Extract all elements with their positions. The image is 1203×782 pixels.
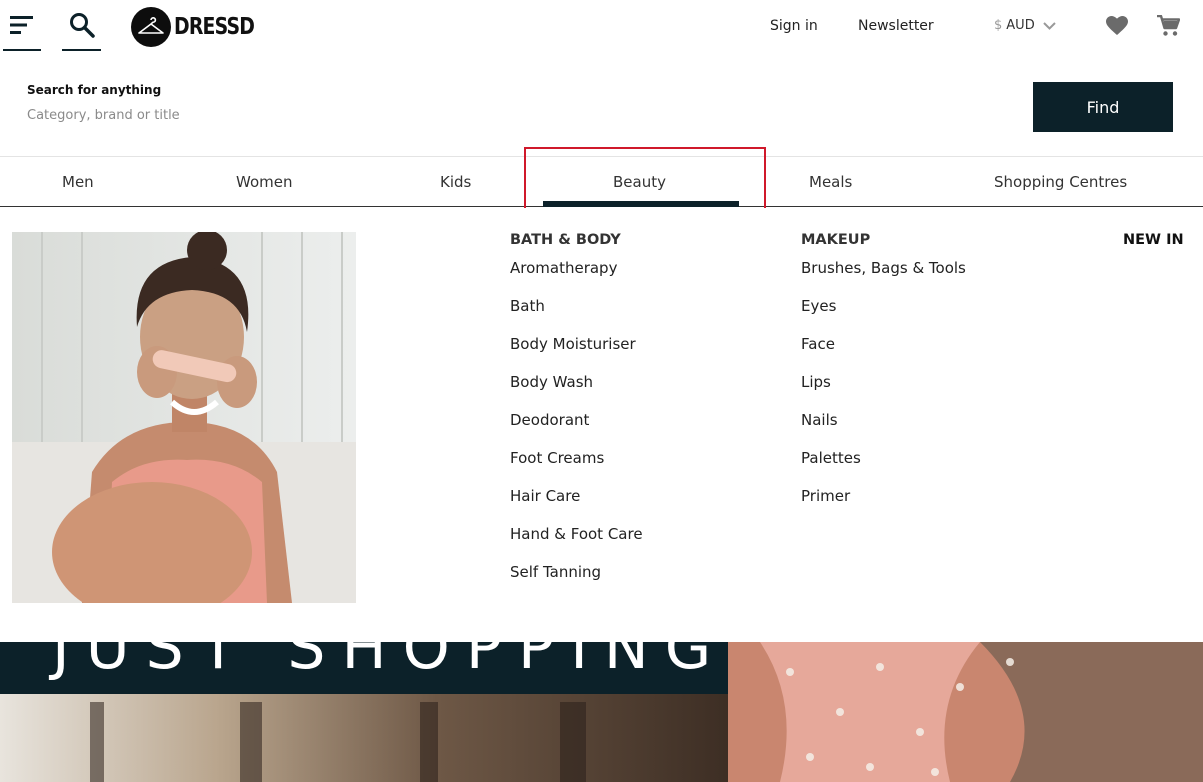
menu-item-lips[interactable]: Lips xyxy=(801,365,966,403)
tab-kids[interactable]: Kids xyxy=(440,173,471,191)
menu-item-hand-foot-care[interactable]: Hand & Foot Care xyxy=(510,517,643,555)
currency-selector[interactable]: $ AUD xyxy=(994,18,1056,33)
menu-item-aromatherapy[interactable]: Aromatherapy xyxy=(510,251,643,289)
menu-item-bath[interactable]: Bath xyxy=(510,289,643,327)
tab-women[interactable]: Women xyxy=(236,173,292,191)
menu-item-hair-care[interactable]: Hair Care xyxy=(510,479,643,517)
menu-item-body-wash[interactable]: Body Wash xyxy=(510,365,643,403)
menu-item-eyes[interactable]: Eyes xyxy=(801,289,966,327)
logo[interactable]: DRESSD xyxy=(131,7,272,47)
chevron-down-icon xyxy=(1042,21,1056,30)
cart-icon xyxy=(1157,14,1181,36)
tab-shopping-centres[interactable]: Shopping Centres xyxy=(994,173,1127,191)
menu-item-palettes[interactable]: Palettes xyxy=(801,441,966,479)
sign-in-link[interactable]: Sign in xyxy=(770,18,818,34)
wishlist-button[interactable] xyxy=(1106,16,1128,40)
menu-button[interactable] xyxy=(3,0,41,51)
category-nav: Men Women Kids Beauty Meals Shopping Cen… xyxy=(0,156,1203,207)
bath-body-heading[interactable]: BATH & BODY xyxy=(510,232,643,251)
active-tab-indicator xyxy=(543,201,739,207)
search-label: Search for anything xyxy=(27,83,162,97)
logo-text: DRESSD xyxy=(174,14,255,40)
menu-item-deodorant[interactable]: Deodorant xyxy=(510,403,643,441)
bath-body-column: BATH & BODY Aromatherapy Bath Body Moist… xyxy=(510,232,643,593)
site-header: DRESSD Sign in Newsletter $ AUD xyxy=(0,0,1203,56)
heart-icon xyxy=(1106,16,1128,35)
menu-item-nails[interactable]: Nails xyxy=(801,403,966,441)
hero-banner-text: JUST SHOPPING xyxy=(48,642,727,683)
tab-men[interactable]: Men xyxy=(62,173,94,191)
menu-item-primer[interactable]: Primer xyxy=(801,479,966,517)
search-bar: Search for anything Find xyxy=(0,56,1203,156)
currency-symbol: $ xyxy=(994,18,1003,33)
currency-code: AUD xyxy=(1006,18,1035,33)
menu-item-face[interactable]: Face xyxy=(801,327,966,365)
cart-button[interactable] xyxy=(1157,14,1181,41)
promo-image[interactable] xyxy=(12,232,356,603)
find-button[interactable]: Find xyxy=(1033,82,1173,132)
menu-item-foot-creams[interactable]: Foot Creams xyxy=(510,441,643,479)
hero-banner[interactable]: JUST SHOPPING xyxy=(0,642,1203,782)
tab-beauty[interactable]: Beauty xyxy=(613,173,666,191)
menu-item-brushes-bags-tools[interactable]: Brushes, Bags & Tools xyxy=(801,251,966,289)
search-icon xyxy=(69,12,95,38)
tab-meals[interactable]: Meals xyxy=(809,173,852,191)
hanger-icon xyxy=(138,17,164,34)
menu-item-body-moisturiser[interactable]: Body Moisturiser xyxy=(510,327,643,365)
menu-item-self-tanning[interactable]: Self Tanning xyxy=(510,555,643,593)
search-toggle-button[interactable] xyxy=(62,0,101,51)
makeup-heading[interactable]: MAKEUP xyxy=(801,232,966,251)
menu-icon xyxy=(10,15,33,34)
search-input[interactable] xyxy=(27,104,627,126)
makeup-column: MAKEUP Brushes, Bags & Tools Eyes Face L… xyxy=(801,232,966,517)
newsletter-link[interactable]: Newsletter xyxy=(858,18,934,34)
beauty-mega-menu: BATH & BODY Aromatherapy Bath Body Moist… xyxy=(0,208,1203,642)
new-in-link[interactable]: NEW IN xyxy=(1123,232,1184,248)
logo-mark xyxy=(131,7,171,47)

OBJECTIVE ▸ Rewrite the records above, switching every "Search for anything" to "Search products" and keeping everything else the same. Omit the pictures from your answer.

FINAL RESULT ▸
Extract all elements with their positions. The image is 1203×782 pixels.
menu-item-lips[interactable]: Lips xyxy=(801,365,966,403)
tab-kids[interactable]: Kids xyxy=(440,173,471,191)
menu-item-hand-foot-care[interactable]: Hand & Foot Care xyxy=(510,517,643,555)
currency-selector[interactable]: $ AUD xyxy=(994,18,1056,33)
menu-item-aromatherapy[interactable]: Aromatherapy xyxy=(510,251,643,289)
menu-item-bath[interactable]: Bath xyxy=(510,289,643,327)
tab-women[interactable]: Women xyxy=(236,173,292,191)
menu-item-hair-care[interactable]: Hair Care xyxy=(510,479,643,517)
menu-item-body-wash[interactable]: Body Wash xyxy=(510,365,643,403)
menu-item-eyes[interactable]: Eyes xyxy=(801,289,966,327)
logo[interactable]: DRESSD xyxy=(131,7,272,47)
chevron-down-icon xyxy=(1042,21,1056,30)
cart-icon xyxy=(1157,14,1181,36)
tab-shopping-centres[interactable]: Shopping Centres xyxy=(994,173,1127,191)
menu-item-palettes[interactable]: Palettes xyxy=(801,441,966,479)
sign-in-link[interactable]: Sign in xyxy=(770,18,818,34)
wishlist-button[interactable] xyxy=(1106,16,1128,40)
menu-button[interactable] xyxy=(3,0,41,51)
category-nav: Men Women Kids Beauty Meals Shopping Cen… xyxy=(0,156,1203,207)
bath-body-heading[interactable]: BATH & BODY xyxy=(510,232,643,251)
active-tab-indicator xyxy=(543,201,739,207)
search-label: Search products xyxy=(27,83,162,97)
logo-text: DRESSD xyxy=(174,14,255,40)
menu-item-deodorant[interactable]: Deodorant xyxy=(510,403,643,441)
bath-body-column: BATH & BODY Aromatherapy Bath Body Moist… xyxy=(510,232,643,593)
site-header: DRESSD Sign in Newsletter $ AUD xyxy=(0,0,1203,56)
heart-icon xyxy=(1106,16,1128,35)
menu-item-nails[interactable]: Nails xyxy=(801,403,966,441)
hero-banner-text: JUST SHOPPING xyxy=(48,642,727,683)
tab-men[interactable]: Men xyxy=(62,173,94,191)
menu-item-primer[interactable]: Primer xyxy=(801,479,966,517)
search-bar: Search products Find xyxy=(0,56,1203,156)
currency-symbol: $ xyxy=(994,18,1003,33)
currency-code: AUD xyxy=(1006,18,1035,33)
menu-item-face[interactable]: Face xyxy=(801,327,966,365)
cart-button[interactable] xyxy=(1157,14,1181,41)
promo-image[interactable] xyxy=(12,232,356,603)
find-button[interactable]: Find xyxy=(1033,82,1173,132)
menu-item-foot-creams[interactable]: Foot Creams xyxy=(510,441,643,479)
hero-banner[interactable]: JUST SHOPPING xyxy=(0,642,1203,782)
tab-beauty[interactable]: Beauty xyxy=(613,173,666,191)
menu-item-brushes-bags-tools[interactable]: Brushes, Bags & Tools xyxy=(801,251,966,289)
search-icon xyxy=(69,12,95,38)
tab-meals[interactable]: Meals xyxy=(809,173,852,191)
hanger-icon xyxy=(138,17,164,34)
menu-item-body-moisturiser[interactable]: Body Moisturiser xyxy=(510,327,643,365)
menu-item-self-tanning[interactable]: Self Tanning xyxy=(510,555,643,593)
search-toggle-button[interactable] xyxy=(62,0,101,51)
makeup-heading[interactable]: MAKEUP xyxy=(801,232,966,251)
menu-icon xyxy=(10,15,33,34)
search-input[interactable] xyxy=(27,104,627,126)
makeup-column: MAKEUP Brushes, Bags & Tools Eyes Face L… xyxy=(801,232,966,517)
newsletter-link[interactable]: Newsletter xyxy=(858,18,934,34)
beauty-mega-menu: BATH & BODY Aromatherapy Bath Body Moist… xyxy=(0,208,1203,642)
new-in-link[interactable]: NEW IN xyxy=(1123,232,1184,248)
logo-mark xyxy=(131,7,171,47)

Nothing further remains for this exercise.